• _What is required_:
Repeat, exactly and completely, the material that follows. Omit the pictures.

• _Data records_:
** BEGIN **

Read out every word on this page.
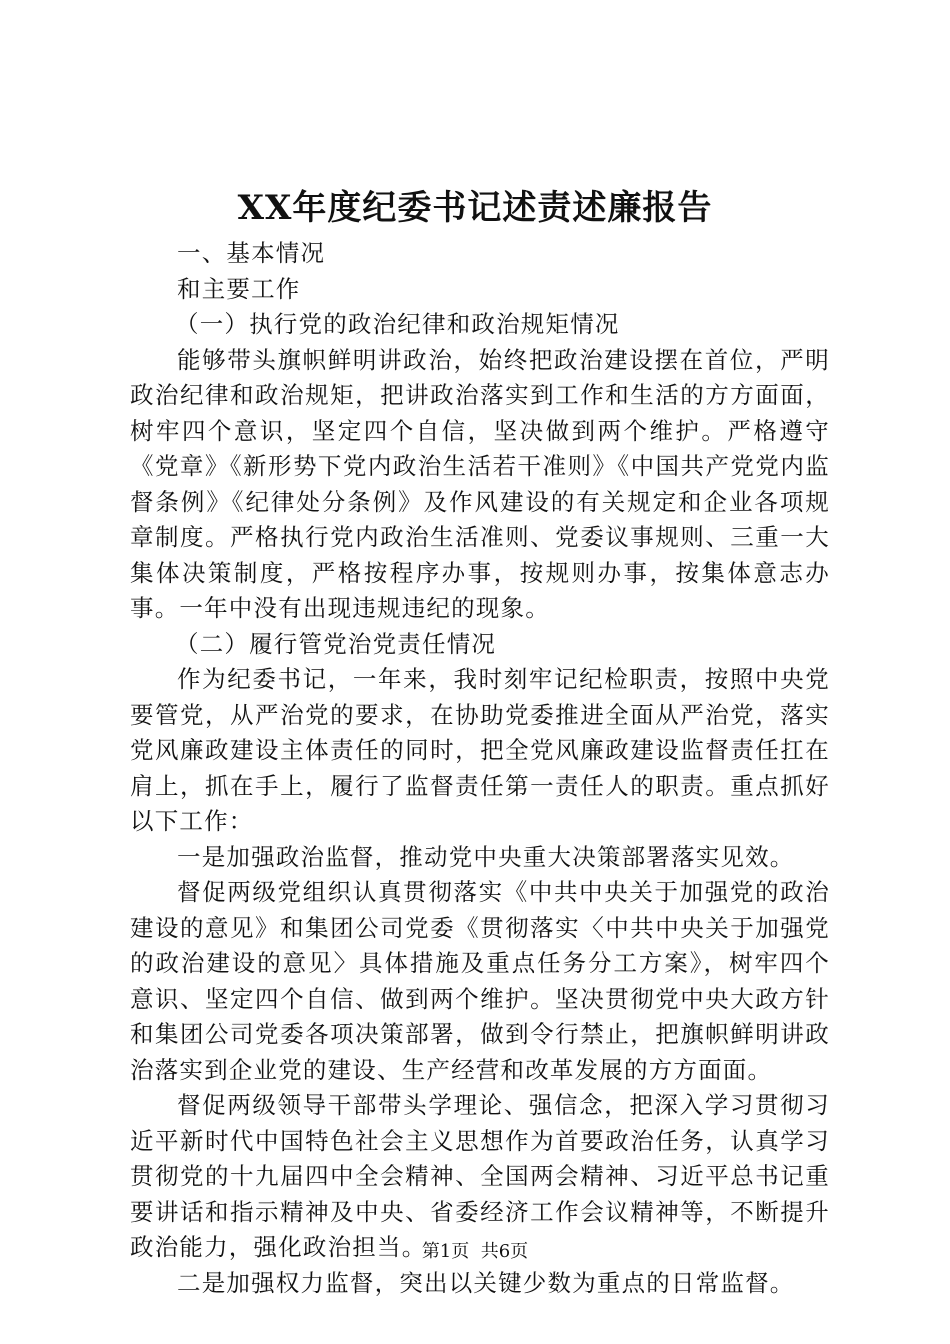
XX年度纪委书记述责述廉报告

一、基本情况

和主要工作

（一）执行党的政治纪律和政治规矩情况

能够带头旗帜鲜明讲政治，始终把政治建设摆在首位，严明政治纪律和政治规矩，把讲政治落实到工作和生活的方方面面，树牢四个意识，坚定四个自信，坚决做到两个维护。严格遵守《党章》《新形势下党内政治生活若干准则》《中国共产党党内监督条例》《纪律处分条例》及作风建设的有关规定和企业各项规章制度。严格执行党内政治生活准则、党委议事规则、三重一大集体决策制度，严格按程序办事，按规则办事，按集体意志办事。一年中没有出现违规违纪的现象。

（二）履行管党治党责任情况

作为纪委书记，一年来，我时刻牢记纪检职责，按照中央党要管党，从严治党的要求，在协助党委推进全面从严治党，落实党风廉政建设主体责任的同时，把全党风廉政建设监督责任扛在肩上，抓在手上，履行了监督责任第一责任人的职责。重点抓好以下工作：

一是加强政治监督，推动党中央重大决策部署落实见效。

督促两级党组织认真贯彻落实《中共中央关于加强党的政治建设的意见》和集团公司党委《贯彻落实〈中共中央关于加强党的政治建设的意见〉具体措施及重点任务分工方案》，树牢四个意识、坚定四个自信、做到两个维护。坚决贯彻党中央大政方针和集团公司党委各项决策部署，做到令行禁止，把旗帜鲜明讲政治落实到企业党的建设、生产经营和改革发展的方方面面。

督促两级领导干部带头学理论、强信念，把深入学习贯彻习近平新时代中国特色社会主义思想作为首要政治任务，认真学习贯彻党的十九届四中全会精神、全国两会精神、习近平总书记重要讲话和指示精神及中央、省委经济工作会议精神等，不断提升政治能力，强化政治担当。

二是加强权力监督，突出以关键少数为重点的日常监督。

第1页  共6页
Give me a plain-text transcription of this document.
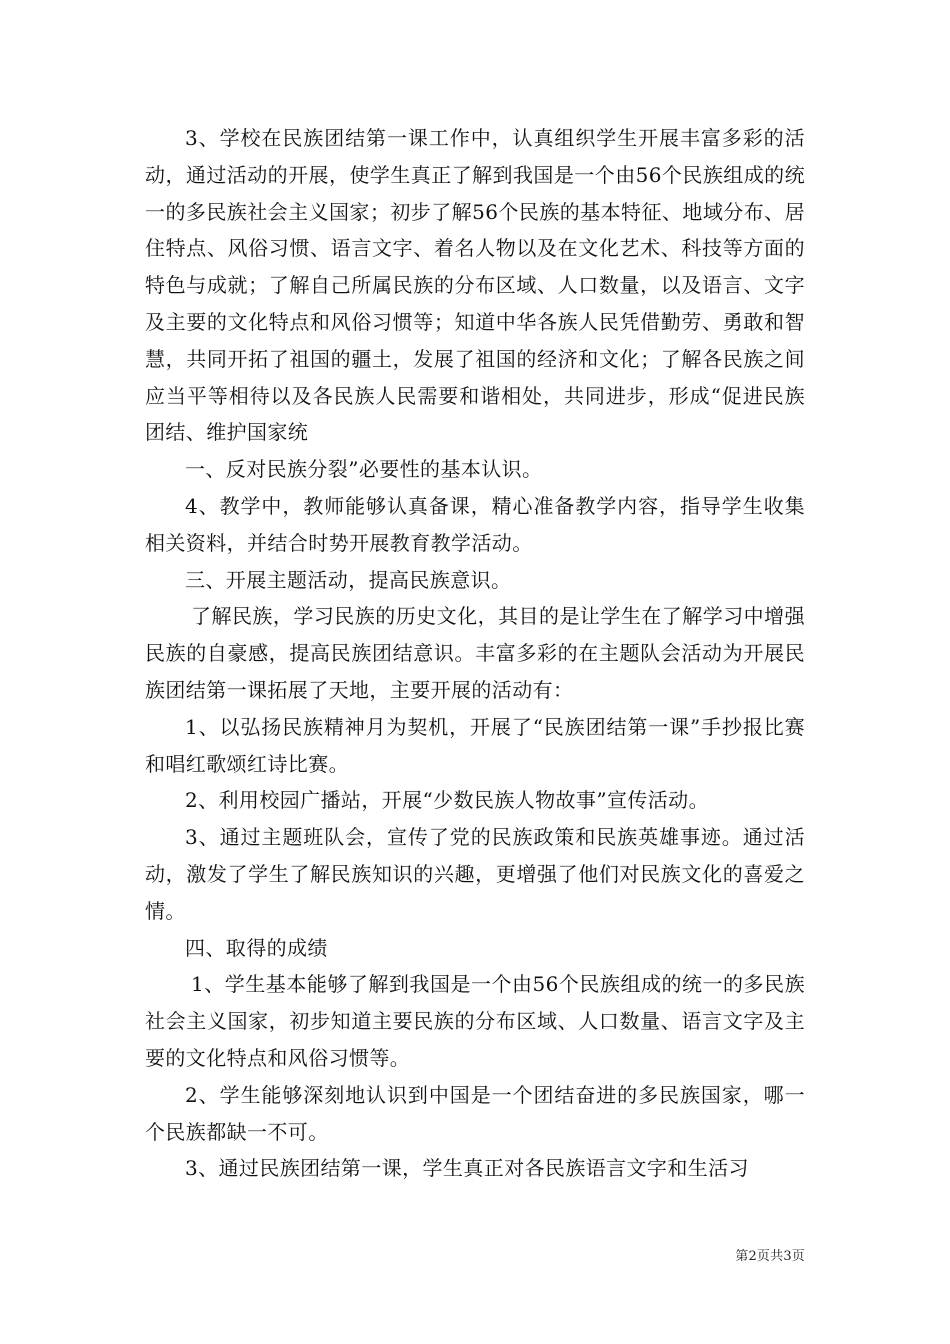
3、学校在民族团结第一课工作中，认真组织学生开展丰富多彩的活动，通过活动的开展，使学生真正了解到我国是一个由56个民族组成的统一的多民族社会主义国家；初步了解56个民族的基本特征、地域分布、居住特点、风俗习惯、语言文字、着名人物以及在文化艺术、科技等方面的特色与成就；了解自己所属民族的分布区域、人口数量，以及语言、文字及主要的文化特点和风俗习惯等；知道中华各族人民凭借勤劳、勇敢和智慧，共同开拓了祖国的疆土，发展了祖国的经济和文化；了解各民族之间应当平等相待以及各民族人民需要和谐相处，共同进步，形成“促进民族团结、维护国家统

一、反对民族分裂”必要性的基本认识。

4、教学中，教师能够认真备课，精心准备教学内容，指导学生收集相关资料，并结合时势开展教育教学活动。

三、开展主题活动，提高民族意识。

了解民族，学习民族的历史文化，其目的是让学生在了解学习中增强民族的自豪感，提高民族团结意识。丰富多彩的在主题队会活动为开展民族团结第一课拓展了天地，主要开展的活动有：

1、以弘扬民族精神月为契机，开展了“民族团结第一课”手抄报比赛和唱红歌颂红诗比赛。

2、利用校园广播站，开展“少数民族人物故事”宣传活动。

3、通过主题班队会，宣传了党的民族政策和民族英雄事迹。通过活动，激发了学生了解民族知识的兴趣，更增强了他们对民族文化的喜爱之情。

四、取得的成绩

1、学生基本能够了解到我国是一个由56个民族组成的统一的多民族社会主义国家，初步知道主要民族的分布区域、人口数量、语言文字及主要的文化特点和风俗习惯等。

2、学生能够深刻地认识到中国是一个团结奋进的多民族国家，哪一个民族都缺一不可。

3、通过民族团结第一课，学生真正对各民族语言文字和生活习

第2页共3页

** END **

• _Answer to the task_:
Read out every word on this page.
XX年度纪委书记述责述廉报告

一、基本情况

和主要工作

（一）执行党的政治纪律和政治规矩情况

能够带头旗帜鲜明讲政治，始终把政治建设摆在首位，严明政治纪律和政治规矩，把讲政治落实到工作和生活的方方面面，树牢四个意识，坚定四个自信，坚决做到两个维护。严格遵守《党章》《新形势下党内政治生活若干准则》《中国共产党党内监督条例》《纪律处分条例》及作风建设的有关规定和企业各项规章制度。严格执行党内政治生活准则、党委议事规则、三重一大集体决策制度，严格按程序办事，按规则办事，按集体意志办事。一年中没有出现违规违纪的现象。

（二）履行管党治党责任情况

作为纪委书记，一年来，我时刻牢记纪检职责，按照中央党要管党，从严治党的要求，在协助党委推进全面从严治党，落实党风廉政建设主体责任的同时，把全党风廉政建设监督责任扛在肩上，抓在手上，履行了监督责任第一责任人的职责。重点抓好以下工作：

一是加强政治监督，推动党中央重大决策部署落实见效。

督促两级党组织认真贯彻落实《中共中央关于加强党的政治建设的意见》和集团公司党委《贯彻落实〈中共中央关于加强党的政治建设的意见〉具体措施及重点任务分工方案》，树牢四个意识、坚定四个自信、做到两个维护。坚决贯彻党中央大政方针和集团公司党委各项决策部署，做到令行禁止，把旗帜鲜明讲政治落实到企业党的建设、生产经营和改革发展的方方面面。

督促两级领导干部带头学理论、强信念，把深入学习贯彻习近平新时代中国特色社会主义思想作为首要政治任务，认真学习贯彻党的十九届四中全会精神、全国两会精神、习近平总书记重要讲话和指示精神及中央、省委经济工作会议精神等，不断提升政治能力，强化政治担当。

二是加强权力监督，突出以关键少数为重点的日常监督。

第1页  共6页
Give me a plain-text transcription of this document.
3、学校在民族团结第一课工作中，认真组织学生开展丰富多彩的活动，通过活动的开展，使学生真正了解到我国是一个由56个民族组成的统一的多民族社会主义国家；初步了解56个民族的基本特征、地域分布、居住特点、风俗习惯、语言文字、着名人物以及在文化艺术、科技等方面的特色与成就；了解自己所属民族的分布区域、人口数量，以及语言、文字及主要的文化特点和风俗习惯等；知道中华各族人民凭借勤劳、勇敢和智慧，共同开拓了祖国的疆土，发展了祖国的经济和文化；了解各民族之间应当平等相待以及各民族人民需要和谐相处，共同进步，形成“促进民族团结、维护国家统

一、反对民族分裂”必要性的基本认识。

4、教学中，教师能够认真备课，精心准备教学内容，指导学生收集相关资料，并结合时势开展教育教学活动。

三、开展主题活动，提高民族意识。

了解民族，学习民族的历史文化，其目的是让学生在了解学习中增强民族的自豪感，提高民族团结意识。丰富多彩的在主题队会活动为开展民族团结第一课拓展了天地，主要开展的活动有：

1、以弘扬民族精神月为契机，开展了“民族团结第一课”手抄报比赛和唱红歌颂红诗比赛。

2、利用校园广播站，开展“少数民族人物故事”宣传活动。

3、通过主题班队会，宣传了党的民族政策和民族英雄事迹。通过活动，激发了学生了解民族知识的兴趣，更增强了他们对民族文化的喜爱之情。

四、取得的成绩

1、学生基本能够了解到我国是一个由56个民族组成的统一的多民族社会主义国家，初步知道主要民族的分布区域、人口数量、语言文字及主要的文化特点和风俗习惯等。

2、学生能够深刻地认识到中国是一个团结奋进的多民族国家，哪一个民族都缺一不可。

3、通过民族团结第一课，学生真正对各民族语言文字和生活习

第2页共3页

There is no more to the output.